**WRITTEN TASK:**
The entries below should be quoted exactly, with no pictures carried over.

Data records:
----------------
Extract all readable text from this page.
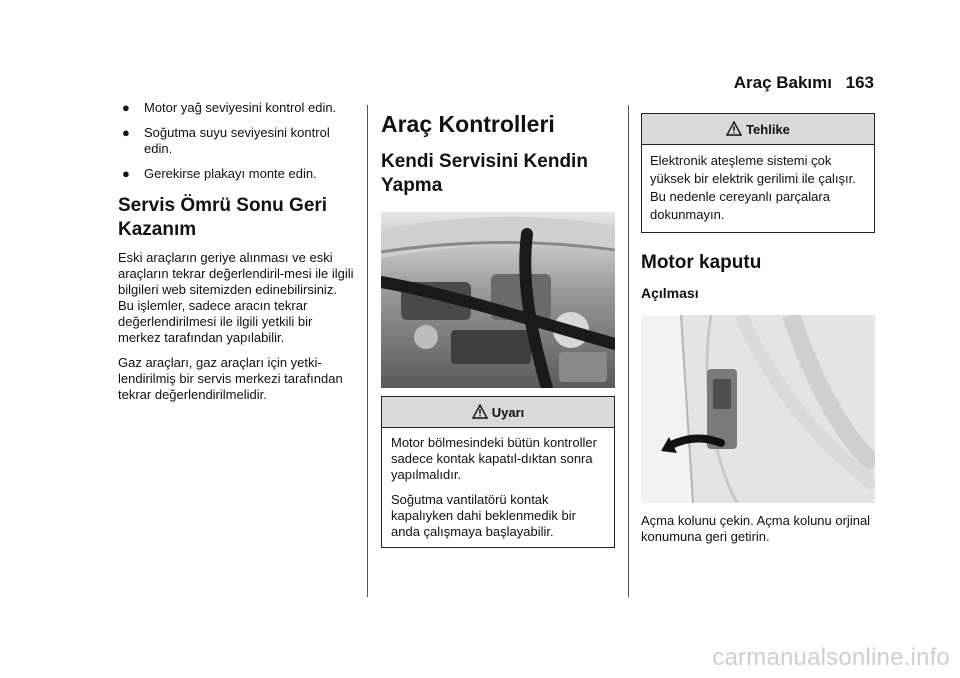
Araç Bakımı 163
● Motor yağ seviyesini kontrol edin.

● Soğutma suyu seviyesini kontrol edin.

● Gerekirse plakayı monte edin.

Servis Ömrü Sonu Geri Kazanım

Eski araçların geriye alınması ve eski araçların tekrar değerlendiril-mesi ile ilgili bilgileri web sitemizden edinebilirsiniz. Bu işlemler, sadece aracın tekrar değerlendirilmesi ile ilgili yetkili bir merkez tarafından yapılabilir.

Gaz araçları, gaz araçları için yetki-lendirilmiş bir servis merkezi tarafından tekrar değerlendirilmelidir.

Araç Kontrolleri
Kendi Servisini Kendin Yapma
Uyarı

Motor bölmesindeki bütün kontroller sadece kontak kapatıl-dıktan sonra yapılmalıdır.

Soğutma vantilatörü kontak kapalıyken dahi beklenmedik bir anda çalışmaya başlayabilir.

Tehlike

Elektronik ateşleme sistemi çok yüksek bir elektrik gerilimi ile çalışır. Bu nedenle cereyanlı parçalara dokunmayın.

Motor kaputu
Açılması

Açma kolunu çekin. Açma kolunu orjinal konumuna geri getirin.

carmanualsonline.info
----------------
**CORRECT RESULT:**
Extract all readable text from this page.
Araç Bakımı 163
● Motor yağ seviyesini kontrol edin.

● Soğutma suyu seviyesini kontrol edin.

● Gerekirse plakayı monte edin.

Servis Ömrü Sonu Geri Kazanım

Eski araçların geriye alınması ve eski araçların tekrar değerlendiril-mesi ile ilgili bilgileri web sitemizden edinebilirsiniz. Bu işlemler, sadece aracın tekrar değerlendirilmesi ile ilgili yetkili bir merkez tarafından yapılabilir.

Gaz araçları, gaz araçları için yetki-lendirilmiş bir servis merkezi tarafından tekrar değerlendirilmelidir.

Araç Kontrolleri
Kendi Servisini Kendin Yapma
Uyarı

Motor bölmesindeki bütün kontroller sadece kontak kapatıl-dıktan sonra yapılmalıdır.

Soğutma vantilatörü kontak kapalıyken dahi beklenmedik bir anda çalışmaya başlayabilir.

Tehlike

Elektronik ateşleme sistemi çok yüksek bir elektrik gerilimi ile çalışır. Bu nedenle cereyanlı parçalara dokunmayın.

Motor kaputu
Açılması

Açma kolunu çekin. Açma kolunu orjinal konumuna geri getirin.

carmanualsonline.info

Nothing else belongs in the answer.